### Task details
Identify each line below containing the string "pemuaian" and copy it.

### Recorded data

==============================

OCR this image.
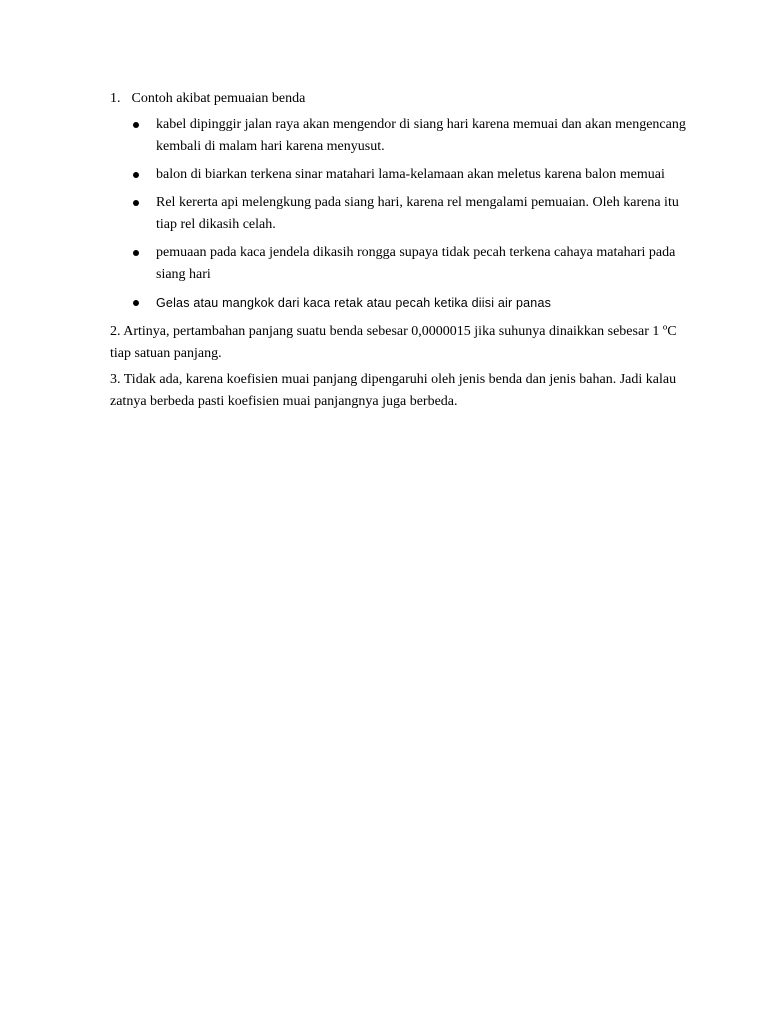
1. Contoh akibat pemuaian benda
kabel dipinggir jalan raya akan mengendor di siang hari karena memuai dan akan mengencang kembali di malam hari karena menyusut.
balon di biarkan terkena sinar matahari lama-kelamaan akan meletus karena balon memuai
Rel kererta api melengkung pada siang hari, karena rel mengalami pemuaian. Oleh karena itu tiap rel dikasih celah.
pemuaan pada kaca jendela dikasih rongga supaya tidak pecah terkena cahaya matahari pada siang hari
Gelas atau mangkok dari kaca retak atau pecah ketika diisi air panas

2. Artinya, pertambahan panjang suatu benda sebesar 0,0000015 jika suhunya dinaikkan sebesar 1 ºC tiap satuan panjang.

3. Tidak ada, karena koefisien muai panjang dipengaruhi oleh jenis benda dan jenis bahan. Jadi kalau zatnya berbeda pasti koefisien muai panjangnya juga berbeda.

==============================

### Solution to the exercise
1. Contoh akibat pemuaian benda
Rel kererta api melengkung pada siang hari, karena rel mengalami pemuaian. Oleh karena itu tiap rel dikasih celah.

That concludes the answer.